### The problem:
Copy out every line of the records below word for word, leaving out the pictures.

### Provided information:

— Begin —

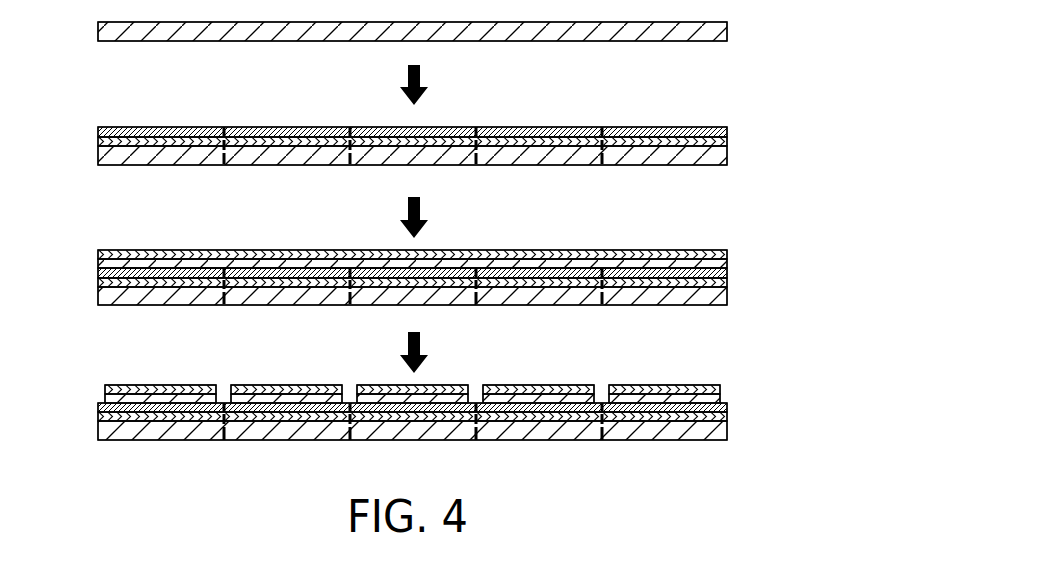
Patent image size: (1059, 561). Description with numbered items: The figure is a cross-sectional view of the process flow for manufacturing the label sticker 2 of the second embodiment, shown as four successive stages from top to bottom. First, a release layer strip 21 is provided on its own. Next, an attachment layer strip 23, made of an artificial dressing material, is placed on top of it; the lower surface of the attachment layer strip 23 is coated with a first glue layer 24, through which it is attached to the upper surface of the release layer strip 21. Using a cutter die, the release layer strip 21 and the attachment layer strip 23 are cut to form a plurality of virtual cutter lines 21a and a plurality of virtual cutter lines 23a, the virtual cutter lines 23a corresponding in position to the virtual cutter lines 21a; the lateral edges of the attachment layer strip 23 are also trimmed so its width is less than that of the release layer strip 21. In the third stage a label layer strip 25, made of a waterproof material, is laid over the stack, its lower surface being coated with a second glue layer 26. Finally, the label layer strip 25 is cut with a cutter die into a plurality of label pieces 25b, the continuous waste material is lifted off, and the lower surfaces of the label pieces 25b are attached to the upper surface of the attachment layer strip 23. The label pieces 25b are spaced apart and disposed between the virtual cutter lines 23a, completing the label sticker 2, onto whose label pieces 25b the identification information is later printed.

The label sticker 2 is at (117, 370).
The release layer strip 21 is at (727, 33).
The virtual cutter lines 21a is at (605, 155).
The attachment layer strip 23 is at (727, 129).
The virtual cutter lines 23a is at (588, 139).
The first glue layer 24 is at (727, 141).
The label layer strip 25 is at (98, 254).
The label pieces 25b is at (105, 389).
The second glue layer 26 is at (98, 266).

— End —

### Exercise result:
Patent image size: (1059, 561). Description with numbered items: The figure is a cross-sectional view of the process flow for manufacturing the label sticker 2 of the second embodiment, shown as four successive stages from top to bottom. First, a release layer strip 21 is provided on its own. Next, an attachment layer strip 23, made of an artificial dressing material, is placed on top of it; the lower surface of the attachment layer strip 23 is coated with a first glue layer 24, through which it is attached to the upper surface of the release layer strip 21. Using a cutter die, the release layer strip 21 and the attachment layer strip 23 are cut to form a plurality of virtual cutter lines 21a and a plurality of virtual cutter lines 23a, the virtual cutter lines 23a corresponding in position to the virtual cutter lines 21a; the lateral edges of the attachment layer strip 23 are also trimmed so its width is less than that of the release layer strip 21. In the third stage a label layer strip 25, made of a waterproof material, is laid over the stack, its lower surface being coated with a second glue layer 26. Finally, the label layer strip 25 is cut with a cutter die into a plurality of label pieces 25b, the continuous waste material is lifted off, and the lower surfaces of the label pieces 25b are attached to the upper surface of the attachment layer strip 23. The label pieces 25b are spaced apart and disposed between the virtual cutter lines 23a, completing the label sticker 2, onto whose label pieces 25b the identification information is later printed.

The label sticker 2 is at (117, 370).
The release layer strip 21 is at (727, 33).
The virtual cutter lines 21a is at (605, 155).
The attachment layer strip 23 is at (727, 129).
The virtual cutter lines 23a is at (588, 139).
The first glue layer 24 is at (727, 141).
The label layer strip 25 is at (98, 254).
The label pieces 25b is at (105, 389).
The second glue layer 26 is at (98, 266).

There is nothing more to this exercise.